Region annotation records

= = = = = = =

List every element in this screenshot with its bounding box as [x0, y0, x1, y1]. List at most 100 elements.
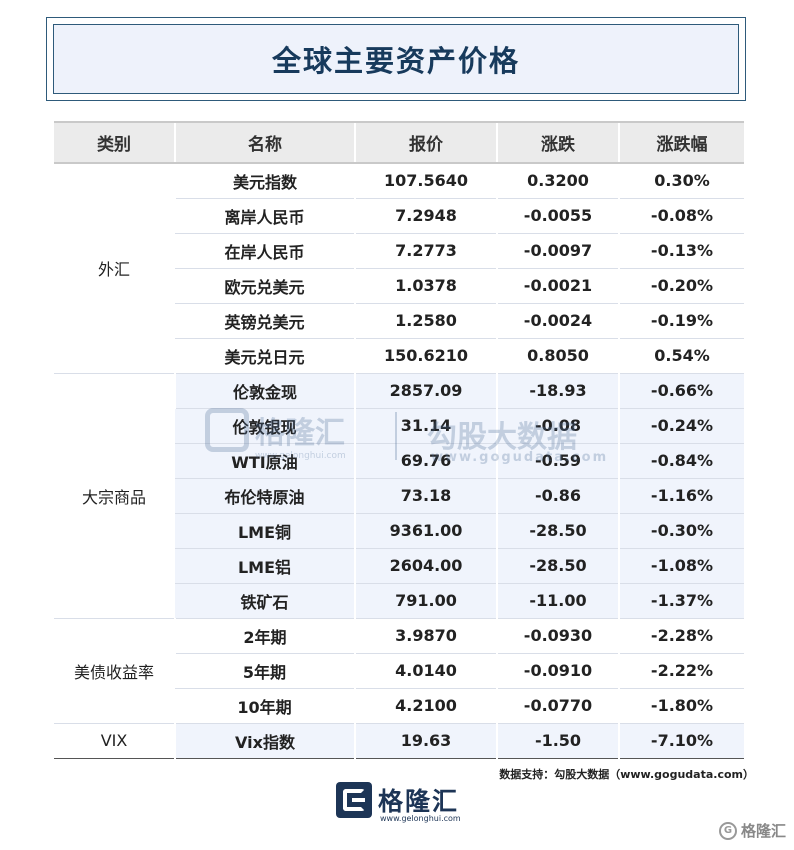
price-cell: 150.6210: [354, 338, 497, 374]
change-cell: -0.0930: [496, 618, 619, 654]
change-pct-cell: -1.16%: [618, 478, 744, 514]
change-pct-cell: -1.37%: [618, 583, 744, 619]
footer-url: www.gelonghui.com: [380, 814, 461, 823]
table-row: 铁矿石 791.00 -11.00 -1.37%: [54, 583, 744, 619]
asset-name-cell: 美元兑日元: [175, 338, 355, 374]
category-cell: 美债收益率: [54, 618, 175, 724]
change-pct-cell: -0.13%: [618, 233, 744, 269]
table-header-row: 类别 名称 报价 涨跌 涨跌幅: [54, 121, 744, 164]
asset-name-cell: 伦敦银现: [175, 408, 355, 444]
change-cell: -28.50: [496, 548, 619, 584]
asset-name-cell: LME铜: [175, 513, 355, 549]
price-cell: 9361.00: [354, 513, 497, 549]
header-name: 名称: [174, 121, 355, 164]
change-pct-cell: 0.54%: [618, 338, 744, 374]
change-pct-cell: -2.28%: [618, 618, 744, 654]
price-cell: 69.76: [354, 443, 497, 479]
gelonghui-logo-icon: [336, 782, 372, 818]
change-pct-cell: -0.24%: [618, 408, 744, 444]
table-row: LME铝 2604.00 -28.50 -1.08%: [54, 548, 744, 584]
change-cell: -0.0055: [496, 198, 619, 234]
asset-name-cell: 英镑兑美元: [175, 303, 355, 339]
price-cell: 73.18: [354, 478, 497, 514]
change-cell: -0.0910: [496, 653, 619, 689]
price-cell: 4.2100: [354, 688, 497, 724]
asset-name-cell: LME铝: [175, 548, 355, 584]
table-row: VIX Vix指数 19.63 -1.50 -7.10%: [54, 723, 744, 759]
table-row: 美债收益率 2年期 3.9870 -0.0930 -2.28%: [54, 618, 744, 724]
asset-name-cell: 5年期: [175, 653, 355, 689]
change-pct-cell: -0.66%: [618, 373, 744, 409]
price-cell: 2857.09: [354, 373, 497, 409]
change-pct-cell: -7.10%: [618, 723, 744, 759]
table-row: 伦敦银现 31.14 -0.08 -0.24%: [54, 408, 744, 444]
change-cell: -0.08: [496, 408, 619, 444]
asset-name-cell: 欧元兑美元: [175, 268, 355, 304]
change-pct-cell: -0.20%: [618, 268, 744, 304]
header-category: 类别: [54, 121, 175, 164]
change-cell: -28.50: [496, 513, 619, 549]
change-pct-cell: -0.30%: [618, 513, 744, 549]
asset-name-cell: 美元指数: [174, 163, 355, 199]
table-row: LME铜 9361.00 -28.50 -0.30%: [54, 513, 744, 549]
footer-brand: 格隆汇: [378, 787, 460, 816]
change-pct-cell: -0.84%: [618, 443, 744, 479]
table-row: 5年期 4.0140 -0.0910 -2.22%: [54, 653, 744, 689]
price-cell: 7.2773: [354, 233, 497, 269]
table-row: 美元兑日元 150.6210 0.8050 0.54%: [54, 338, 744, 374]
table-row: 布伦特原油 73.18 -0.86 -1.16%: [54, 478, 744, 514]
change-cell: -0.0097: [496, 233, 619, 269]
change-cell: -11.00: [496, 583, 619, 619]
change-pct-cell: -0.08%: [618, 198, 744, 234]
price-cell: 1.2580: [354, 303, 497, 339]
title-panel: 全球主要资产价格: [53, 24, 739, 94]
table-row: 英镑兑美元 1.2580 -0.0024 -0.19%: [54, 303, 744, 339]
table-row: 离岸人民币 7.2948 -0.0055 -0.08%: [54, 198, 744, 234]
change-pct-cell: -2.22%: [618, 653, 744, 689]
table-row: 外汇 美元指数 107.5640 0.3200 0.30%: [54, 163, 744, 374]
price-cell: 791.00: [354, 583, 497, 619]
change-cell: -0.86: [496, 478, 619, 514]
asset-name-cell: 伦敦金现: [174, 373, 355, 409]
asset-price-table: 类别 名称 报价 涨跌 涨跌幅 外汇 美元指数 107.5640 0.3200 0.30…: [54, 121, 744, 759]
category-cell: 外汇: [54, 163, 175, 374]
header-price: 报价: [354, 121, 497, 164]
price-cell: 4.0140: [354, 653, 497, 689]
price-cell: 107.5640: [354, 163, 497, 199]
data-source-note: 数据支持：勾股大数据（www.gogudata.com）: [499, 768, 754, 781]
table-row: 欧元兑美元 1.0378 -0.0021 -0.20%: [54, 268, 744, 304]
asset-name-cell: 布伦特原油: [175, 478, 355, 514]
change-pct-cell: -1.80%: [618, 688, 744, 724]
price-cell: 31.14: [354, 408, 497, 444]
title-frame: 全球主要资产价格: [46, 17, 746, 101]
table-row: 在岸人民币 7.2773 -0.0097 -0.13%: [54, 233, 744, 269]
header-change: 涨跌: [496, 121, 619, 164]
asset-name-cell: 在岸人民币: [175, 233, 355, 269]
change-pct-cell: -1.08%: [618, 548, 744, 584]
price-cell: 7.2948: [354, 198, 497, 234]
table-row: 大宗商品 伦敦金现 2857.09 -18.93 -0.66%: [54, 373, 744, 619]
change-pct-cell: 0.30%: [618, 163, 744, 199]
corner-label: 格隆汇: [740, 822, 786, 840]
asset-name-cell: 铁矿石: [175, 583, 355, 619]
footer-logo: 格隆汇 www.gelonghui.com: [336, 782, 461, 823]
price-cell: 3.9870: [354, 618, 497, 654]
change-cell: 0.8050: [496, 338, 619, 374]
table-row: 10年期 4.2100 -0.0770 -1.80%: [54, 688, 744, 724]
asset-name-cell: WTI原油: [175, 443, 355, 479]
change-cell: -0.0024: [496, 303, 619, 339]
change-cell: 0.3200: [496, 163, 619, 199]
price-cell: 19.63: [354, 723, 497, 759]
category-cell: 大宗商品: [54, 373, 175, 619]
page-title: 全球主要资产价格: [271, 44, 520, 78]
price-cell: 1.0378: [354, 268, 497, 304]
change-cell: -0.59: [496, 443, 619, 479]
asset-name-cell: 离岸人民币: [175, 198, 355, 234]
category-cell: VIX: [54, 723, 175, 759]
table-row: WTI原油 69.76 -0.59 -0.84%: [54, 443, 744, 479]
asset-name-cell: Vix指数: [174, 723, 355, 759]
change-pct-cell: -0.19%: [618, 303, 744, 339]
change-cell: -1.50: [496, 723, 619, 759]
asset-name-cell: 10年期: [175, 688, 355, 724]
asset-name-cell: 2年期: [174, 618, 355, 654]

= = = = = = =

-- WORK TO BE COMPLETED --
Copy the lines of the records from the one containing "price-cell: 150.6210: [354, 338, 497, 374]" through the one containing "change-pct-cell: -0.30%: [618, 513, 744, 549]", including both of those lines, without any changes.

-- ANSWER BELOW --
price-cell: 150.6210: [354, 338, 497, 374]
change-cell: -0.0930: [496, 618, 619, 654]
change-pct-cell: -1.16%: [618, 478, 744, 514]
change-pct-cell: -1.37%: [618, 583, 744, 619]
footer-url: www.gelonghui.com: [380, 814, 461, 823]
table-row: 铁矿石 791.00 -11.00 -1.37%: [54, 583, 744, 619]
asset-name-cell: 美元兑日元: [175, 338, 355, 374]
category-cell: 美债收益率: [54, 618, 175, 724]
change-pct-cell: -0.13%: [618, 233, 744, 269]
table-header-row: 类别 名称 报价 涨跌 涨跌幅: [54, 121, 744, 164]
asset-name-cell: 伦敦银现: [175, 408, 355, 444]
change-cell: -28.50: [496, 548, 619, 584]
asset-name-cell: LME铜: [175, 513, 355, 549]
price-cell: 9361.00: [354, 513, 497, 549]
header-name: 名称: [174, 121, 355, 164]
change-pct-cell: 0.54%: [618, 338, 744, 374]
change-pct-cell: -2.28%: [618, 618, 744, 654]
price-cell: 69.76: [354, 443, 497, 479]
gelonghui-logo-icon: [336, 782, 372, 818]
change-pct-cell: -0.24%: [618, 408, 744, 444]
table-row: LME铝 2604.00 -28.50 -1.08%: [54, 548, 744, 584]
change-cell: -0.0055: [496, 198, 619, 234]
asset-name-cell: 英镑兑美元: [175, 303, 355, 339]
price-cell: 73.18: [354, 478, 497, 514]
change-cell: -0.0910: [496, 653, 619, 689]
price-cell: 4.2100: [354, 688, 497, 724]
asset-name-cell: LME铝: [175, 548, 355, 584]
table-row: VIX Vix指数 19.63 -1.50 -7.10%: [54, 723, 744, 759]
table-row: 美债收益率 2年期 3.9870 -0.0930 -2.28%: [54, 618, 744, 724]
asset-name-cell: 5年期: [175, 653, 355, 689]
change-pct-cell: -0.66%: [618, 373, 744, 409]
price-cell: 2857.09: [354, 373, 497, 409]
change-pct-cell: -7.10%: [618, 723, 744, 759]
table-row: 伦敦银现 31.14 -0.08 -0.24%: [54, 408, 744, 444]
change-cell: -0.08: [496, 408, 619, 444]
asset-name-cell: 欧元兑美元: [175, 268, 355, 304]
change-pct-cell: -0.20%: [618, 268, 744, 304]
header-category: 类别: [54, 121, 175, 164]
change-cell: -28.50: [496, 513, 619, 549]
change-pct-cell: -0.30%: [618, 513, 744, 549]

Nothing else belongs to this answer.